Record excerpts:
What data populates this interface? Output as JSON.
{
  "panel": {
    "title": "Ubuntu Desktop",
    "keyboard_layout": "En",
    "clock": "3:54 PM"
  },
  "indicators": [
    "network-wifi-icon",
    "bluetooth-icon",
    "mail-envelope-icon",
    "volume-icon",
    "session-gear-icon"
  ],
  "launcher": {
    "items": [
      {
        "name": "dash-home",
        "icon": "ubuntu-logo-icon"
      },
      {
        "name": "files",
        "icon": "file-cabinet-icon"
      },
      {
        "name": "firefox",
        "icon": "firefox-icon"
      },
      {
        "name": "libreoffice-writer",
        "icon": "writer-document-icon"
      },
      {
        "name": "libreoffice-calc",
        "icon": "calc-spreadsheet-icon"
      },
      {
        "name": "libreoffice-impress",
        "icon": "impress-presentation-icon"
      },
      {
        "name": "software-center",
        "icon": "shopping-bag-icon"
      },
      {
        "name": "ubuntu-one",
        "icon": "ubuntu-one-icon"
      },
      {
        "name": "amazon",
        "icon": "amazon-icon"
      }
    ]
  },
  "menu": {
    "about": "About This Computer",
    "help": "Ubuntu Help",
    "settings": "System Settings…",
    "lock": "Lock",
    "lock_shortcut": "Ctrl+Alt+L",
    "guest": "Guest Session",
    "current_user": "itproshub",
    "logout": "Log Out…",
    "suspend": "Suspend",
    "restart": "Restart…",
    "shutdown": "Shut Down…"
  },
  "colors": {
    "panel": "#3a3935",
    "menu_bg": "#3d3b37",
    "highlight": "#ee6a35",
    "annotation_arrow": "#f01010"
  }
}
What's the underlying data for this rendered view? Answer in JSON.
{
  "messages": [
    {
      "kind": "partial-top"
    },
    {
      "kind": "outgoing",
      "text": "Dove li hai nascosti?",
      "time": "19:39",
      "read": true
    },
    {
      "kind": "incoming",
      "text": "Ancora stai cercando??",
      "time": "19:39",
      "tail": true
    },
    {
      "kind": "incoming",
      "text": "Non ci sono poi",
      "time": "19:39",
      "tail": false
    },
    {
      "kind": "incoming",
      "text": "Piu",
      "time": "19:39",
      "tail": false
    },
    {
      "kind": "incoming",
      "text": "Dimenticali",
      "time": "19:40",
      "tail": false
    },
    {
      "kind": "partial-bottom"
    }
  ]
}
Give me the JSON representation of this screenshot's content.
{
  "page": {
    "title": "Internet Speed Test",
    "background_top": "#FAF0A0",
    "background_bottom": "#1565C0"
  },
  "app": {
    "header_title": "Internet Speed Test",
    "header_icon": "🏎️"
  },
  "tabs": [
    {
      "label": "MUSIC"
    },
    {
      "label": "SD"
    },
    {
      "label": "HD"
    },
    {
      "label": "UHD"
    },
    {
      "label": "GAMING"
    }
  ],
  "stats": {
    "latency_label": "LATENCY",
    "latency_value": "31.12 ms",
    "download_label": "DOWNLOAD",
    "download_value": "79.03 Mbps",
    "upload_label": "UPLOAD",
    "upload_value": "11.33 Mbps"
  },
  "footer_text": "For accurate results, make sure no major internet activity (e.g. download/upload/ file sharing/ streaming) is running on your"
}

Exercise description: Your task is to repeat each line of the material exactly.

Task output:
What data populates this interface? Output as JSON.
{
  "panel": {
    "title": "Ubuntu Desktop",
    "keyboard_layout": "En",
    "clock": "3:54 PM"
  },
  "indicators": [
    "network-wifi-icon",
    "bluetooth-icon",
    "mail-envelope-icon",
    "volume-icon",
    "session-gear-icon"
  ],
  "launcher": {
    "items": [
      {
        "name": "dash-home",
        "icon": "ubuntu-logo-icon"
      },
      {
        "name": "files",
        "icon": "file-cabinet-icon"
      },
      {
        "name": "firefox",
        "icon": "firefox-icon"
      },
      {
        "name": "libreoffice-writer",
        "icon": "writer-document-icon"
      },
      {
        "name": "libreoffice-calc",
        "icon": "calc-spreadsheet-icon"
      },
      {
        "name": "libreoffice-impress",
        "icon": "impress-presentation-icon"
      },
      {
        "name": "software-center",
        "icon": "shopping-bag-icon"
      },
      {
        "name": "ubuntu-one",
        "icon": "ubuntu-one-icon"
      },
      {
        "name": "amazon",
        "icon": "amazon-icon"
      }
    ]
  },
  "menu": {
    "about": "About This Computer",
    "help": "Ubuntu Help",
    "settings": "System Settings…",
    "lock": "Lock",
    "lock_shortcut": "Ctrl+Alt+L",
    "guest": "Guest Session",
    "current_user": "itproshub",
    "logout": "Log Out…",
    "suspend": "Suspend",
    "restart": "Restart…",
    "shutdown": "Shut Down…"
  },
  "colors": {
    "panel": "#3a3935",
    "menu_bg": "#3d3b37",
    "highlight": "#ee6a35",
    "annotation_arrow": "#f01010"
  }
}
What's the underlying data for this rendered view? Answer in JSON.
{
  "messages": [
    {
      "kind": "partial-top"
    },
    {
      "kind": "outgoing",
      "text": "Dove li hai nascosti?",
      "time": "19:39",
      "read": true
    },
    {
      "kind": "incoming",
      "text": "Ancora stai cercando??",
      "time": "19:39",
      "tail": true
    },
    {
      "kind": "incoming",
      "text": "Non ci sono poi",
      "time": "19:39",
      "tail": false
    },
    {
      "kind": "incoming",
      "text": "Piu",
      "time": "19:39",
      "tail": false
    },
    {
      "kind": "incoming",
      "text": "Dimenticali",
      "time": "19:40",
      "tail": false
    },
    {
      "kind": "partial-bottom"
    }
  ]
}
Give me the JSON representation of this screenshot's content.
{
  "page": {
    "title": "Internet Speed Test",
    "background_top": "#FAF0A0",
    "background_bottom": "#1565C0"
  },
  "app": {
    "header_title": "Internet Speed Test",
    "header_icon": "🏎️"
  },
  "tabs": [
    {
      "label": "MUSIC"
    },
    {
      "label": "SD"
    },
    {
      "label": "HD"
    },
    {
      "label": "UHD"
    },
    {
      "label": "GAMING"
    }
  ],
  "stats": {
    "latency_label": "LATENCY",
    "latency_value": "31.12 ms",
    "download_label": "DOWNLOAD",
    "download_value": "79.03 Mbps",
    "upload_label": "UPLOAD",
    "upload_value": "11.33 Mbps"
  },
  "footer_text": "For accurate results, make sure no major internet activity (e.g. download/upload/ file sharing/ streaming) is running on your"
}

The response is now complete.